### [What to produce]
Using the data beneath, show every line that includes the word "Team".

### [Data excerpts]
* * *
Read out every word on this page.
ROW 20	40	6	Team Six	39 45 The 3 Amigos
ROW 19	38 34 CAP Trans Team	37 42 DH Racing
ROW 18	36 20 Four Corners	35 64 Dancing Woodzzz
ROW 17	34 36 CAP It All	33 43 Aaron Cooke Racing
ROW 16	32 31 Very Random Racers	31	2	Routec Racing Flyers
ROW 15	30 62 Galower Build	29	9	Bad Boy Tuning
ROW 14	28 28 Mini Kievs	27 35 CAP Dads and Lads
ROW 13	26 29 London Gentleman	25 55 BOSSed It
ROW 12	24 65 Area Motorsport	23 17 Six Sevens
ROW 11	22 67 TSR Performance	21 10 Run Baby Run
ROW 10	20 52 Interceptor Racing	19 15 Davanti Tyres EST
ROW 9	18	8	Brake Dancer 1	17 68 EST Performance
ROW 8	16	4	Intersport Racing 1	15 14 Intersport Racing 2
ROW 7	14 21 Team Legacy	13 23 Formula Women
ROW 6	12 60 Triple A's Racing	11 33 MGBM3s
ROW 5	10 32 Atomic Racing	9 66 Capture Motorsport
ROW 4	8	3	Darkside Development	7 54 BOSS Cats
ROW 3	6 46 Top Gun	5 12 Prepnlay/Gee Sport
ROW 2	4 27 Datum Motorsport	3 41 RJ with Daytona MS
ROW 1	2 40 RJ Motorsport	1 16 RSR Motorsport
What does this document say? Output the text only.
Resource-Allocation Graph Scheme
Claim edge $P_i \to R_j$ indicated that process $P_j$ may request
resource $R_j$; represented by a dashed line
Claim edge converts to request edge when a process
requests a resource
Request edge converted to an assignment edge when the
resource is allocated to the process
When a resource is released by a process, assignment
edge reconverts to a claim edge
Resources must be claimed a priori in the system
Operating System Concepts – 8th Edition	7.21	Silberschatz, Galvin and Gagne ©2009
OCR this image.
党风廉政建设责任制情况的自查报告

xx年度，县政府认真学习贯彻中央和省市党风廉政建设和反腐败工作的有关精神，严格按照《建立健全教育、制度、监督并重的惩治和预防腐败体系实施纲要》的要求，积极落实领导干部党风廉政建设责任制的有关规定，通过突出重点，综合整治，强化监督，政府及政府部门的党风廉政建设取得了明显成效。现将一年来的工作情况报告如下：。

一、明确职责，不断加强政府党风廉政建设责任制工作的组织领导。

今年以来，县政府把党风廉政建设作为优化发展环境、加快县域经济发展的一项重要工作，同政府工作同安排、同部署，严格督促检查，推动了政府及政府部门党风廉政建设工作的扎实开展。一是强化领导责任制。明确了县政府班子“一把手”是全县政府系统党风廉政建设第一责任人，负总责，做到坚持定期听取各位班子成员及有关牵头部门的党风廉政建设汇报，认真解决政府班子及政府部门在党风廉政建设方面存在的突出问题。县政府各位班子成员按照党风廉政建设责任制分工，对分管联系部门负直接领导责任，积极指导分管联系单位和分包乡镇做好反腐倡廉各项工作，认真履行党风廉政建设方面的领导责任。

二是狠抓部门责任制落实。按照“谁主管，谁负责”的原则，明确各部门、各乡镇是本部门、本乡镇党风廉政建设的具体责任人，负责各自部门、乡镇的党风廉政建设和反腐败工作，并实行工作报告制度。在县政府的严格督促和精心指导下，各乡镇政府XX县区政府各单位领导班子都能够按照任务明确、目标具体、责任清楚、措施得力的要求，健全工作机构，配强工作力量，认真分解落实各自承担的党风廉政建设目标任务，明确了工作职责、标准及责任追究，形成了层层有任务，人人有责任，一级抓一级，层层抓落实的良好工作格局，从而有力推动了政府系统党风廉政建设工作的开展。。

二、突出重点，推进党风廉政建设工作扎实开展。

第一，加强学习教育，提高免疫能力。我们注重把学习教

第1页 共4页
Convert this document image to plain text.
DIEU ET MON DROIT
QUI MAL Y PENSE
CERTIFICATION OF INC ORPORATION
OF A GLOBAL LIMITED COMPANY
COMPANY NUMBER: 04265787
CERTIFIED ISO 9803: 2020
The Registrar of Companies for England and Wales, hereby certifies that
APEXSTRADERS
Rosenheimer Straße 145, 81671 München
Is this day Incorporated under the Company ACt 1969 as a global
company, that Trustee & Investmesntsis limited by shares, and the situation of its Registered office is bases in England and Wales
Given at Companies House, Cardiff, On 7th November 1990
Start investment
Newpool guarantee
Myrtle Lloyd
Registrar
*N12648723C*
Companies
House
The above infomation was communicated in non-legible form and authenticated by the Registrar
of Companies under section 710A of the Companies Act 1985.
* * *
### [Output of the task]
ROW 20	40	6	Team Six	39 45 The 3 Amigos
ROW 19	38 34 CAP Trans Team	37 42 DH Racing
ROW 7	14 21 Team Legacy	13 23 Formula Women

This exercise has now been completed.